* begin Information given *

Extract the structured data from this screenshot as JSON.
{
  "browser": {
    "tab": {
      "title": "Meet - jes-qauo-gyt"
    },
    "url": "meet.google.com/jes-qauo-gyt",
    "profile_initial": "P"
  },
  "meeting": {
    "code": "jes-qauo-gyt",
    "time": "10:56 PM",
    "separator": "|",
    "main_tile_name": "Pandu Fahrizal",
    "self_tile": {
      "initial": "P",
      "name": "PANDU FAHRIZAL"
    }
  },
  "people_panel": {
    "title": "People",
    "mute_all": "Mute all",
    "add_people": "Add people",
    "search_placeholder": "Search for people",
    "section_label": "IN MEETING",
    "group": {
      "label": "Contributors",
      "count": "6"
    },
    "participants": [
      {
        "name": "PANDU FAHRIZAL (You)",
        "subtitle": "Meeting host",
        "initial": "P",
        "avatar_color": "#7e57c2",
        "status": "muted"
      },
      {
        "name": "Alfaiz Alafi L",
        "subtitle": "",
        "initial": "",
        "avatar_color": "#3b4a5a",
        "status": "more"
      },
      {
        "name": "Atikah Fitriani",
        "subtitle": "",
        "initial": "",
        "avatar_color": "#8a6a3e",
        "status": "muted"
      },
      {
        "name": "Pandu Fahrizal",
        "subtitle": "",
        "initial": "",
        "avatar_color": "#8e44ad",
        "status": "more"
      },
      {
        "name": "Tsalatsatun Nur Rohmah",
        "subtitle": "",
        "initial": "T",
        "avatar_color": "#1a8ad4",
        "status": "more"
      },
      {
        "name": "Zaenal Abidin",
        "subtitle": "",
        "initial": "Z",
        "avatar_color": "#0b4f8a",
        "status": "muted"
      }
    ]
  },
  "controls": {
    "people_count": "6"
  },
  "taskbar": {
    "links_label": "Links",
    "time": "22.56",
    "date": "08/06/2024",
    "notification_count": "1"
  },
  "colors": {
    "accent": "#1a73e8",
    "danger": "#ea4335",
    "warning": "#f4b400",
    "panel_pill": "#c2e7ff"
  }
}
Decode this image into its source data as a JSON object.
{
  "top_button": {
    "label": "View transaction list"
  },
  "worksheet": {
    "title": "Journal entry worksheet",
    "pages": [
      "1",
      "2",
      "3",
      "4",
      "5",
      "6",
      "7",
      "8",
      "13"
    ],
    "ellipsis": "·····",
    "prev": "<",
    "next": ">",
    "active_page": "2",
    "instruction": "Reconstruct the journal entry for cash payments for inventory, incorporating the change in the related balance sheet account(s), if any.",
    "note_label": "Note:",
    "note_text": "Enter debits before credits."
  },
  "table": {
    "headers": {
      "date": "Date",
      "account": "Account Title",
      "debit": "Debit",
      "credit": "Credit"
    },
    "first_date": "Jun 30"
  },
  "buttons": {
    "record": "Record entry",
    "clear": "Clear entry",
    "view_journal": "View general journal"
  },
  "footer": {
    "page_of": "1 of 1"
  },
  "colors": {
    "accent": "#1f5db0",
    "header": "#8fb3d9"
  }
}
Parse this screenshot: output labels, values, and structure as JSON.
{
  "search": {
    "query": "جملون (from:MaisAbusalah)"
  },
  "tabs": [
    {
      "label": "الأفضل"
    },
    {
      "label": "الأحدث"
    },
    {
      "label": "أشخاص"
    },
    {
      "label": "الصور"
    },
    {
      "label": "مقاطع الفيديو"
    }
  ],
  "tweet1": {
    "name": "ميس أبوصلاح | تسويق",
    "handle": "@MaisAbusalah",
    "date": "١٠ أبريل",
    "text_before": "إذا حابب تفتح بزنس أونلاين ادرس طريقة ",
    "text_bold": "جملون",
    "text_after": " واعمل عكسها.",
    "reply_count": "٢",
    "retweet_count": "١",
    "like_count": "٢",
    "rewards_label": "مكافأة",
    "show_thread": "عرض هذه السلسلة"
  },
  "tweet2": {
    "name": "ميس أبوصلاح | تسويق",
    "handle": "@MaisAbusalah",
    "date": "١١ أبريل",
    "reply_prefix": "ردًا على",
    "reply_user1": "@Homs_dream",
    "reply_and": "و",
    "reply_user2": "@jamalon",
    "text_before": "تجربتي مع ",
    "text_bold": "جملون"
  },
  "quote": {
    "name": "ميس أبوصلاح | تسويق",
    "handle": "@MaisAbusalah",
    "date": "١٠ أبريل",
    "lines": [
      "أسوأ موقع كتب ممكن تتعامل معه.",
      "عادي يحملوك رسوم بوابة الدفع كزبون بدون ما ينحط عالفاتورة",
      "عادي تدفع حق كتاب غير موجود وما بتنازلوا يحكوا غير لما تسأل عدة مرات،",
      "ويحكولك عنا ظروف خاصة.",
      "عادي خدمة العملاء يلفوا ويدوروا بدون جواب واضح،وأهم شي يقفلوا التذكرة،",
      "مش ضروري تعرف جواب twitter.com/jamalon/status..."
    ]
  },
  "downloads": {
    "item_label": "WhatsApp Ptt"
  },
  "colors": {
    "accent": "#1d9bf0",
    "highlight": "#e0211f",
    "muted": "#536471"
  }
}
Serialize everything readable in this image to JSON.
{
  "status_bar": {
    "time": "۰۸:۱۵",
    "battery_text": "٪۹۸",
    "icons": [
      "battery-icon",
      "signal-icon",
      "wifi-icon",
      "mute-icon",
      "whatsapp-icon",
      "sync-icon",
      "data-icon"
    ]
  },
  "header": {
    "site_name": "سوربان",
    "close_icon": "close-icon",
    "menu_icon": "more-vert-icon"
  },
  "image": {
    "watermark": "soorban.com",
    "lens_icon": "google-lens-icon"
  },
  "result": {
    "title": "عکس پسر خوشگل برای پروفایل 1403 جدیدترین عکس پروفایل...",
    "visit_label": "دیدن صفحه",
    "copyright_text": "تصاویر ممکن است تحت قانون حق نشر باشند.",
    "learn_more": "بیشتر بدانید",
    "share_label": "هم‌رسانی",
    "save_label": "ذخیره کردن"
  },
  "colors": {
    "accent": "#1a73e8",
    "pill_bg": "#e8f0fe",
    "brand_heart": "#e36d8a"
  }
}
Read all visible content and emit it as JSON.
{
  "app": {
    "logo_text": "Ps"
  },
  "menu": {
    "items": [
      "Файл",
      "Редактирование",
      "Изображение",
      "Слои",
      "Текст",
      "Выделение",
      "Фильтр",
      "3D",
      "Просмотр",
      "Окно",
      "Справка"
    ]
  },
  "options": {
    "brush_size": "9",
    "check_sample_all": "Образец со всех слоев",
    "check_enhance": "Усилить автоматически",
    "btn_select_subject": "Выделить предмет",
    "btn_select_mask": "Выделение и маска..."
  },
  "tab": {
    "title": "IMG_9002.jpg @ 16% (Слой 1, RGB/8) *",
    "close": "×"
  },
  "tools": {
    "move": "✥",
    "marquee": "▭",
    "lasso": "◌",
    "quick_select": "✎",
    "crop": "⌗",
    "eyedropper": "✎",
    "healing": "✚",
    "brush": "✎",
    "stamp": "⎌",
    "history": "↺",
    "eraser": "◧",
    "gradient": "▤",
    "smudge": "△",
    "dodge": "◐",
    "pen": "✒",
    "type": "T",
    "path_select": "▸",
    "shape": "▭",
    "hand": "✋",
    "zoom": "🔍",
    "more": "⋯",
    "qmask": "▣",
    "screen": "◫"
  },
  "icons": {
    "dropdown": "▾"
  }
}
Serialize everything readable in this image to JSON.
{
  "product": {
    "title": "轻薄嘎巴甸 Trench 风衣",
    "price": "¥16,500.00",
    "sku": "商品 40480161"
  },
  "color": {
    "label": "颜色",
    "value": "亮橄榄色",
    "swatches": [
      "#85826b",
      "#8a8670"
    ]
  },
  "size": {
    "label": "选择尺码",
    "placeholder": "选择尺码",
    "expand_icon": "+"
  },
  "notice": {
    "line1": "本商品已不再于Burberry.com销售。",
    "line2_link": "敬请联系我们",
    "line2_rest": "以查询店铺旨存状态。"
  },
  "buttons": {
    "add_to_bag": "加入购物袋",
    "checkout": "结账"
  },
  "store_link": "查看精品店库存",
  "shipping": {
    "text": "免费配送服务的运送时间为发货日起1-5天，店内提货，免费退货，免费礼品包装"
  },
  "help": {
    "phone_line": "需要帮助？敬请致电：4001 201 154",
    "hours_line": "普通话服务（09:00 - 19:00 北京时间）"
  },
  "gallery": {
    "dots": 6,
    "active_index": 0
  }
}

* end Information given *

Required task:
Copy out each line that contains the word "image".

The result:
Decode this image into its source data as a JSON object.
Serialize everything readable in this image to JSON.
  "image": {
Serialize everything readable in this image to JSON.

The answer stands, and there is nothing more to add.